[TASK DESCRIPTION] Rewrite the rows from the line with "scrollbar-thumb[interactable] [1480, 576, 1498, 852]" up to and including the line with "assignment-row[interactable]: 課題01 演習課題", replacing "rubric-highlight-box" with "rubric-outline-box" and keeping everything else the same.

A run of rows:
.....
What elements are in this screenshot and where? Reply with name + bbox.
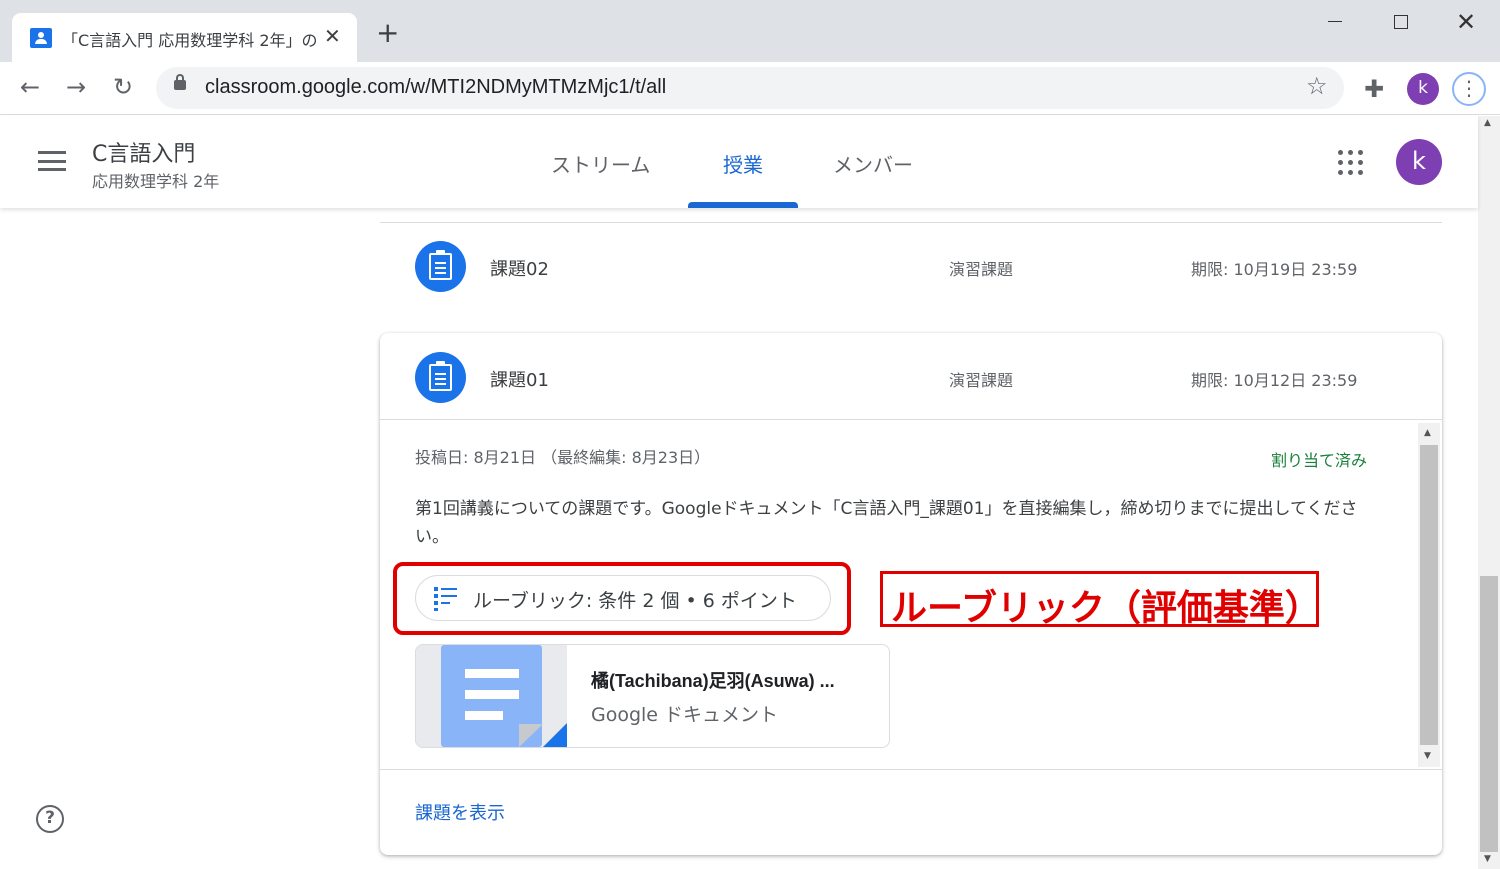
scrollbar-thumb[interactable] [1480, 576, 1498, 852]
browser-menu-icon[interactable]: ⋮ [1452, 72, 1486, 106]
scroll-down-arrow-icon[interactable]: ▼ [1484, 854, 1491, 864]
annotation-label: ルーブリック（評価基準） [891, 588, 1321, 629]
tab-classwork[interactable]: 授業 [723, 149, 763, 178]
classroom-favicon-icon [30, 28, 52, 48]
browser-profile-avatar[interactable]: k [1407, 73, 1439, 105]
view-assignment-link[interactable]: 課題を表示 [415, 799, 505, 825]
maximize-icon[interactable] [1394, 15, 1408, 29]
tab-stream[interactable]: ストリーム [551, 149, 650, 178]
scroll-up-arrow-icon[interactable]: ▲ [1424, 428, 1431, 438]
attachment-title: 橘(Tachibana)足羽(Asuwa) ... [591, 671, 835, 691]
doc-page-fold [519, 724, 543, 747]
reload-icon[interactable]: ↻ [113, 73, 133, 101]
help-icon[interactable]: ? [36, 805, 64, 833]
browser-tabstrip: 「C言語入門 応用数理学科 2年」の ✕ + ✕ [0, 0, 1500, 62]
address-bar[interactable]: classroom.google.com/w/MTI2NDMyMTMzMjc1/… [156, 67, 1344, 109]
assignment-topic: 演習課題 [949, 371, 1014, 390]
tab-close-icon[interactable]: ✕ [324, 24, 341, 48]
assigned-status: 割り当て済み [1271, 451, 1368, 470]
posted-date: 投稿日: 8月21日 （最終編集: 8月23日） [415, 448, 711, 467]
extensions-icon[interactable]: ✚ [1364, 75, 1384, 103]
rubric-highlight-box [393, 562, 851, 635]
attachment-type: Google ドキュメント [591, 704, 779, 726]
back-icon[interactable]: ← [20, 73, 40, 101]
assignment-icon [415, 352, 466, 403]
card-scrollbar[interactable]: ▲ ▼ [1418, 423, 1440, 767]
assignment-row[interactable]: 課題01 演習課題 期限: 10月12日 23:59 [380, 333, 1442, 421]
assignment-topic: 演習課題 [949, 260, 1014, 279]
hamburger-menu-icon[interactable] [38, 151, 66, 171]
tab-title: 「C言語入門 応用数理学科 2年」の [62, 31, 317, 50]
attachment-card[interactable]: 橘(Tachibana)足羽(Asuwa) ... Google ドキュメント [415, 644, 890, 748]
class-name[interactable]: C言語入門 [92, 136, 195, 168]
scrollbar-thumb[interactable] [1420, 445, 1438, 745]
window-close-icon[interactable]: ✕ [1456, 8, 1476, 36]
account-avatar[interactable]: k [1396, 139, 1442, 185]
scroll-down-arrow-icon[interactable]: ▼ [1424, 751, 1431, 761]
divider [380, 769, 1442, 770]
assignment-icon [415, 241, 466, 292]
new-tab-icon[interactable]: + [376, 19, 399, 47]
url-text[interactable]: classroom.google.com/w/MTI2NDMyMTMzMjc1/… [205, 76, 666, 99]
assignment-title: 課題01 [490, 370, 549, 391]
tab-people[interactable]: メンバー [833, 149, 913, 178]
active-tab-indicator [688, 202, 798, 208]
google-apps-icon[interactable] [1338, 150, 1364, 176]
assignment-description: 第1回講義についての課題です。Googleドキュメント「C言語入門_課題01」を… [415, 499, 1358, 547]
minimize-icon[interactable] [1328, 21, 1342, 22]
assignment-due: 期限: 10月19日 23:59 [1191, 260, 1358, 279]
assignment-due: 期限: 10月12日 23:59 [1191, 371, 1358, 390]
google-docs-thumbnail [416, 645, 567, 747]
classroom-header: C言語入門 応用数理学科 2年 ストリーム 授業 メンバー k [0, 116, 1478, 208]
class-section: 応用数理学科 2年 [92, 172, 220, 191]
browser-tab[interactable]: 「C言語入門 応用数理学科 2年」の ✕ [12, 13, 357, 62]
forward-icon[interactable]: → [66, 73, 86, 101]
assignment-row[interactable]: 課題02 演習課題 期限: 10月19日 23:59 [380, 222, 1442, 310]
assignment-title: 課題02 [490, 259, 549, 280]
browser-toolbar: ← → ↻ classroom.google.com/w/MTI2NDMyMTM… [0, 62, 1500, 115]
bookmark-star-icon[interactable]: ☆ [1306, 72, 1328, 100]
divider [380, 419, 1442, 420]
annotation-label-box: ルーブリック（評価基準） [880, 571, 1321, 629]
scroll-up-arrow-icon[interactable]: ▲ [1484, 118, 1491, 128]
doc-corner-mark [542, 723, 567, 747]
page-scrollbar[interactable]: ▲ ▼ [1478, 116, 1500, 869]
lock-icon[interactable] [174, 74, 186, 90]
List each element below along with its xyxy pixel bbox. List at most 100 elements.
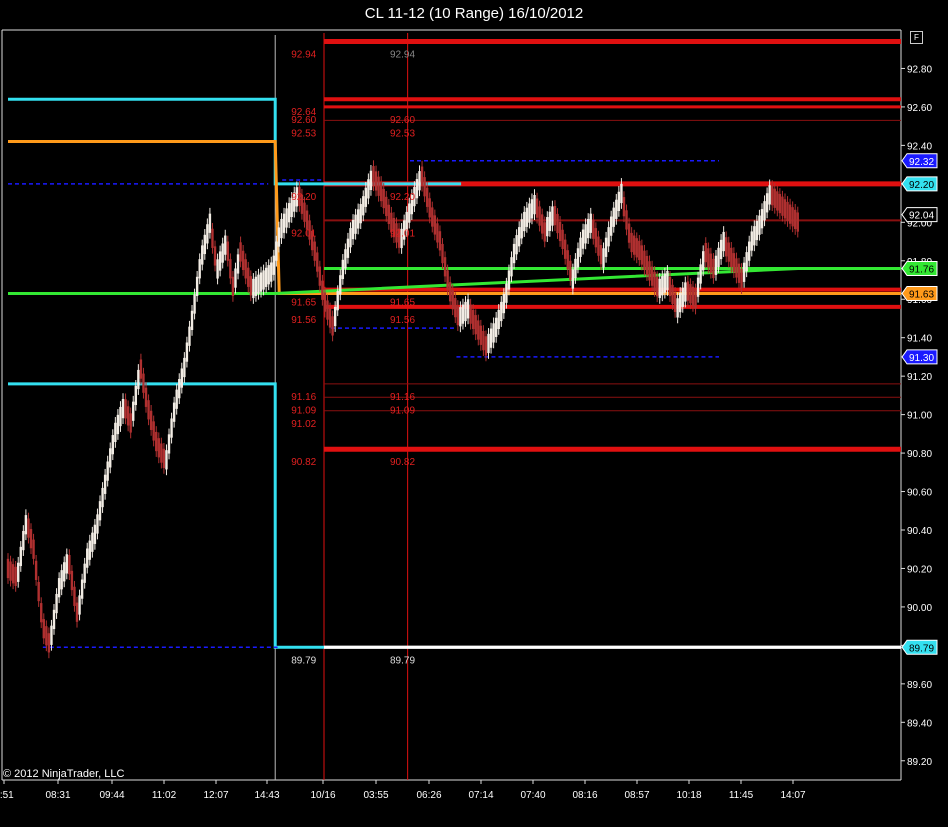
x-tick-label-5: 14:43 (254, 790, 279, 801)
candle-body-181 (469, 304, 472, 324)
x-tick-label-3: 11:02 (152, 790, 177, 801)
candle-body-133 (346, 238, 350, 258)
x-tick-label-14: 11:45 (729, 790, 754, 801)
candle-body-184 (477, 320, 480, 340)
candle-body-222 (574, 258, 577, 279)
level-label-7-0: 91.65 (291, 298, 316, 309)
candle-body-73 (193, 294, 196, 314)
candle-body-243 (627, 223, 631, 243)
candle-body-41 (111, 435, 114, 455)
candle-body-160 (415, 179, 419, 199)
candle-body-210 (543, 222, 546, 242)
candle-body-97 (254, 276, 258, 296)
candle-body-192 (497, 309, 500, 330)
candle-body-125 (326, 300, 329, 320)
candle-body-5 (19, 546, 22, 567)
candle-body-227 (586, 218, 590, 239)
level-label-9-0: 91.56 (291, 315, 316, 326)
candle-body-231 (597, 236, 600, 256)
candle-body-166 (431, 207, 434, 227)
candle-body-189 (489, 328, 493, 348)
candle-body-1 (9, 561, 12, 581)
price-flag-0: 92.32 (901, 153, 938, 169)
y-tick-label-11: 90.60 (907, 488, 932, 499)
candle-body-60 (160, 443, 163, 463)
candle-body-10 (32, 539, 35, 559)
candle-body-48 (129, 413, 132, 433)
candle-body-293 (755, 220, 759, 241)
candle-body-35 (96, 514, 99, 534)
price-flag-2: 92.04 (901, 207, 938, 223)
candle-body-232 (599, 245, 603, 265)
y-tick-label-0: 92.80 (907, 64, 932, 75)
candle-body-271 (699, 264, 702, 284)
candle-body-225 (581, 229, 585, 249)
level-label-13-1: 90.82 (390, 457, 415, 468)
candle-body-92 (241, 250, 245, 270)
candle-body-281 (725, 237, 728, 257)
price-flag-label-0: 92.32 (909, 157, 934, 168)
candle-body-3 (14, 566, 17, 587)
candle-body-195 (505, 283, 508, 303)
candle-body-286 (737, 263, 741, 283)
candle-body-291 (750, 231, 753, 251)
candle-body-29 (80, 579, 84, 599)
candle-body-52 (139, 359, 143, 379)
candle-body-223 (576, 248, 580, 268)
candle-body-117 (305, 210, 309, 230)
price-flag-label-4: 91.63 (909, 289, 934, 300)
copyright-text: © 2012 NinjaTrader, LLC (3, 768, 125, 780)
candle-body-49 (132, 401, 135, 421)
level-label-7-1: 91.65 (390, 298, 415, 309)
candle-body-290 (748, 241, 751, 261)
candle-body-186 (482, 330, 485, 351)
candle-body-134 (349, 228, 352, 248)
candle-body-141 (367, 179, 370, 199)
level-label-5-0: 92.01 (291, 228, 316, 239)
candle-body-207 (535, 198, 539, 218)
candle-body-136 (354, 214, 357, 234)
candle-body-72 (190, 310, 194, 330)
price-flag-6: 89.79 (901, 639, 938, 655)
candle-body-273 (704, 242, 707, 263)
candle-body-213 (551, 206, 554, 226)
candle-body-25 (70, 570, 74, 591)
y-tick-label-1: 92.60 (907, 103, 932, 114)
x-tick-label-11: 08:16 (572, 790, 597, 801)
candle-body-259 (668, 276, 672, 297)
candle-body-226 (584, 224, 587, 244)
candle-body-234 (604, 237, 608, 257)
candle-body-276 (712, 258, 715, 279)
candle-body-16 (47, 633, 51, 653)
price-chart[interactable]: 92.94 92.9492.6492.60 92.6092.53 92.5392.20… (0, 0, 948, 827)
level-label-10-1: 91.16 (390, 392, 415, 403)
candle-body-284 (732, 253, 736, 273)
candle-body-169 (438, 231, 442, 251)
candle-body-198 (512, 243, 516, 264)
candle-body-137 (356, 209, 360, 229)
candle-body-76 (201, 245, 204, 265)
candle-body-90 (236, 254, 240, 274)
format-button[interactable]: F (910, 31, 923, 44)
candle-body-216 (558, 221, 562, 242)
candle-body-144 (374, 171, 378, 191)
candle-body-180 (466, 299, 470, 319)
session-close-line (8, 140, 798, 295)
candle-body-221 (571, 269, 575, 289)
candle-body-248 (640, 245, 644, 265)
candle-body-197 (510, 257, 513, 277)
candle-body-270 (696, 277, 700, 297)
candle-body-129 (336, 291, 339, 311)
candle-body-30 (83, 563, 86, 583)
candle-body-257 (663, 273, 667, 293)
candle-body-175 (454, 298, 457, 318)
candle-body-2 (11, 564, 15, 584)
candle-body-282 (727, 242, 730, 262)
price-flag-label-5: 91.30 (909, 353, 934, 364)
candle-body-38 (103, 474, 107, 494)
candle-body-283 (730, 247, 733, 268)
candle-body-296 (763, 201, 766, 221)
candle-body-205 (530, 199, 534, 219)
candle-body-285 (735, 258, 738, 278)
candle-body-288 (742, 262, 746, 282)
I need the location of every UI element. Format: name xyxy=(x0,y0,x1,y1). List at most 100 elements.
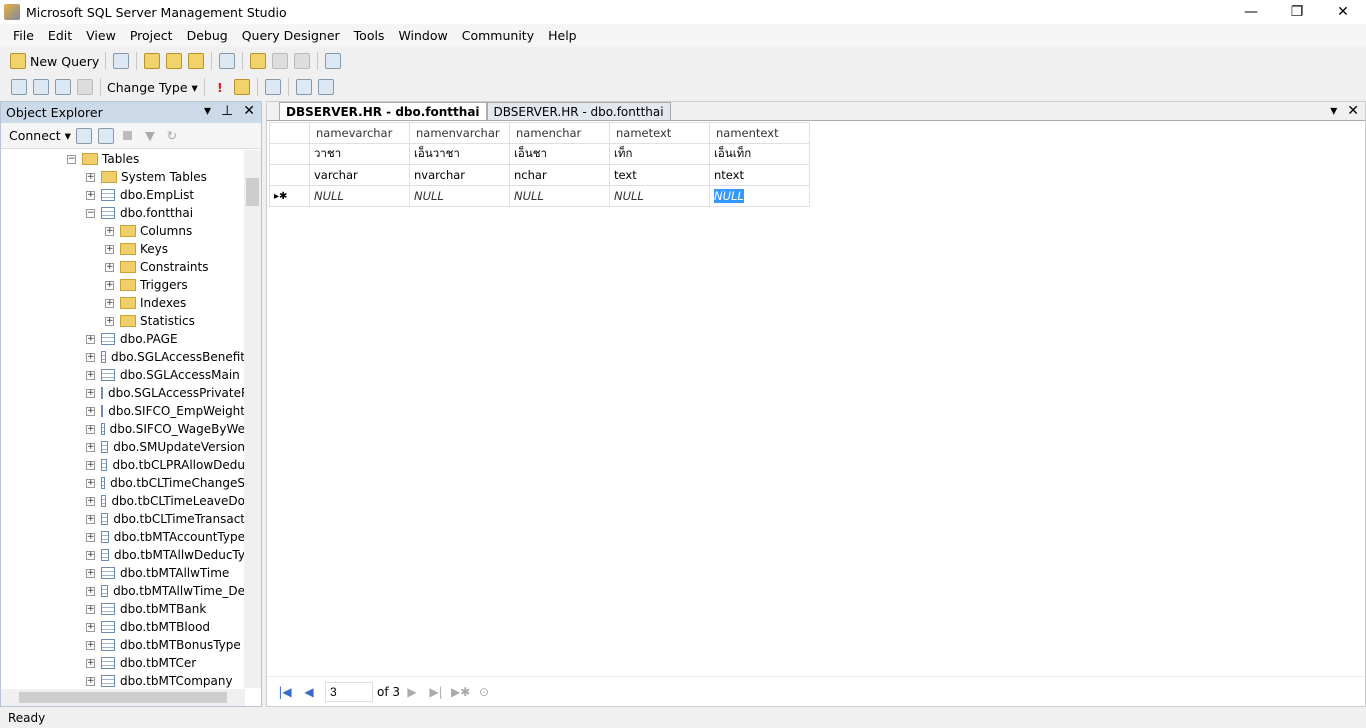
.....
[EXERCISE RESULT]
scrollbar-thumb[interactable] [1480, 576, 1498, 852]
browser-menu-icon[interactable]: ⋮ [1452, 72, 1486, 106]
scroll-down-arrow-icon[interactable]: ▼ [1484, 854, 1491, 864]
annotation-label: ルーブリック（評価基準） [891, 588, 1321, 629]
tab-classwork[interactable]: 授業 [723, 149, 763, 178]
classroom-favicon-icon [30, 28, 52, 48]
browser-profile-avatar[interactable]: k [1407, 73, 1439, 105]
view-assignment-link[interactable]: 課題を表示 [415, 799, 505, 825]
maximize-icon[interactable] [1394, 15, 1408, 29]
tab-stream[interactable]: ストリーム [551, 149, 650, 178]
scroll-up-arrow-icon[interactable]: ▲ [1424, 428, 1431, 438]
attachment-title: 橘(Tachibana)足羽(Asuwa) ... [591, 671, 835, 691]
doc-page-fold [519, 724, 543, 747]
reload-icon[interactable]: ↻ [113, 73, 133, 101]
help-icon[interactable]: ? [36, 805, 64, 833]
browser-tabstrip: 「C言語入門 応用数理学科 2年」の ✕ + ✕ [0, 0, 1500, 62]
address-bar[interactable]: classroom.google.com/w/MTI2NDMyMTMzMjc1/… [156, 67, 1344, 109]
assignment-topic: 演習課題 [949, 371, 1014, 390]
tab-close-icon[interactable]: ✕ [324, 24, 341, 48]
assigned-status: 割り当て済み [1271, 451, 1368, 470]
posted-date: 投稿日: 8月21日 （最終編集: 8月23日） [415, 448, 711, 467]
extensions-icon[interactable]: ✚ [1364, 75, 1384, 103]
rubric-outline-box [393, 562, 851, 635]
attachment-type: Google ドキュメント [591, 704, 779, 726]
back-icon[interactable]: ← [20, 73, 40, 101]
assignment-icon [415, 352, 466, 403]
card-scrollbar[interactable]: ▲ ▼ [1418, 423, 1440, 767]
assignment-row[interactable]: 課題01 演習課題 期限: 10月12日 23:59 [380, 333, 1442, 421]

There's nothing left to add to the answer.